*Brano proposto*
——————————
La Cassazione Penale, Sez. 4, con la sentenza n. 13575 del 5 maggio 2020, si pronuncia sul tema della ricostruzione dell’interesse e del vantaggio dell’ente nel caso di reati colposi di evento in violazione della normativa a tutela della salute e sicurezza dei lavoratori nonchè in merito all’autonomia della responsabilità amministrativa d’impresa di cui al D. Lgs. 231/2001 rispetto alla responsabilità della persona fisica che ha materialmente commesso il fatto.
Il Tribunale di Venezia in primo grado e la Corte d’Appello di Venezia in secondo grado dichiaravano la Società Alfa responsabile dell’illecito amministrativo di cui all’art. 25-septies, comma 3, del D. Lgs. 231/2001 e la condannavano al pagamento della sanzione di Euro 30.000,00, con la sanzione interdittiva del divieto di contrarre con la pubblica amministrazione per la durata di mesi tre.
L’amministratore unico della società veniva condannato alla pena di mesi tre di reclusione e al risarcimento dei danni in favore della costituita parte civile per il reato di lesioni colpose, per aver cagionato al dipendente Caio, avente mansioni di attrezzista, un trauma alla mano sinistra con ferite ed ustioni.
In particolare, a seguito del blocco di una presa ad iniezione, dovuto all’intasamento di uno degli iniettori con del materiale plastico, l’operaio, senza indossare idonei guanti ad alta protezione termica, senza attendere che la camera calda si raffreddasse prima di procedere e con l’ausilio di una bacchetta di rame, rimuoveva la plastica che ostruiva l’iniettore; durante tali operazioni un getto di plastica liquida lo colpiva alla mano sinistra, cagionandogli le lesioni.
——————————
*Voci da elaborare*
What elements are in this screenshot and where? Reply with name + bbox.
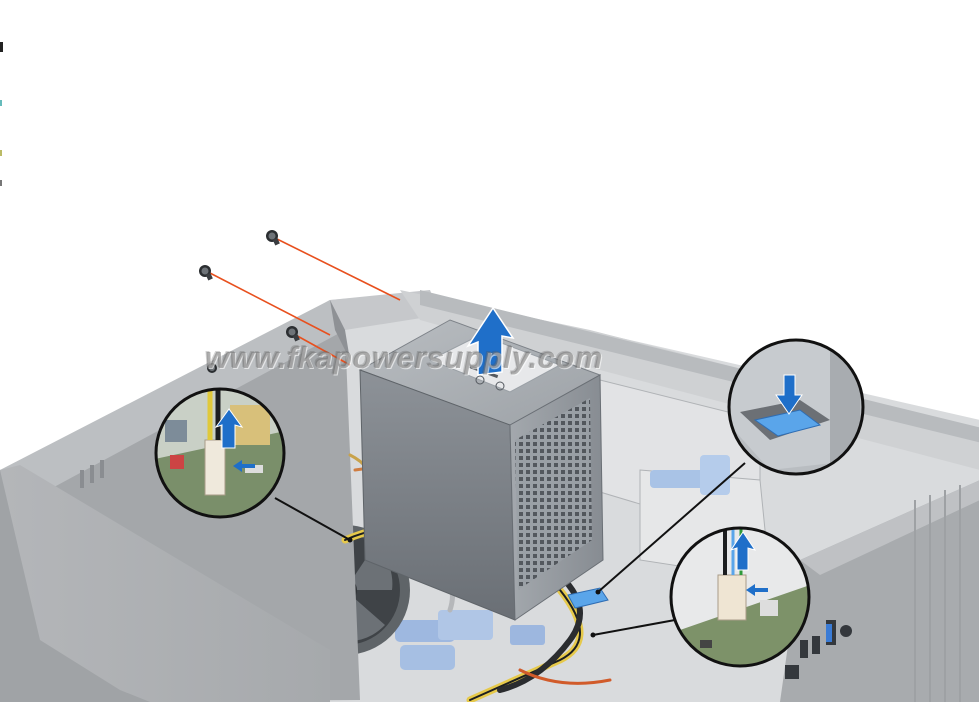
- callout-cable-connector-left: [154, 387, 286, 519]
- callout-release-tab: [727, 338, 865, 476]
- lift-arrow: [466, 306, 515, 376]
- edge-marks: [0, 42, 3, 186]
- screw-icon: [207, 363, 217, 373]
- screw-icon: [199, 265, 213, 281]
- callout-leaders: [274, 462, 746, 636]
- callout-cable-connector-right: [669, 526, 811, 668]
- screw-icons: [199, 230, 300, 373]
- screw-icon: [266, 230, 280, 246]
- screw-guides: [207, 237, 401, 366]
- screw-icon: [286, 326, 300, 342]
——————————
*Cosa fare*
1 – Nel brano sulla sentenza della Cassazione, quanto doveva pagare la Società Alfa come sanzione?
2 – Raccogli dalle voci tutte le righe in cui compare la stringa "connector".

*Soluzioni*
1 – Euro 30.000,00.

2 –
- callout-cable-connector-left: [154, 387, 286, 519]
- callout-cable-connector-right: [669, 526, 811, 668]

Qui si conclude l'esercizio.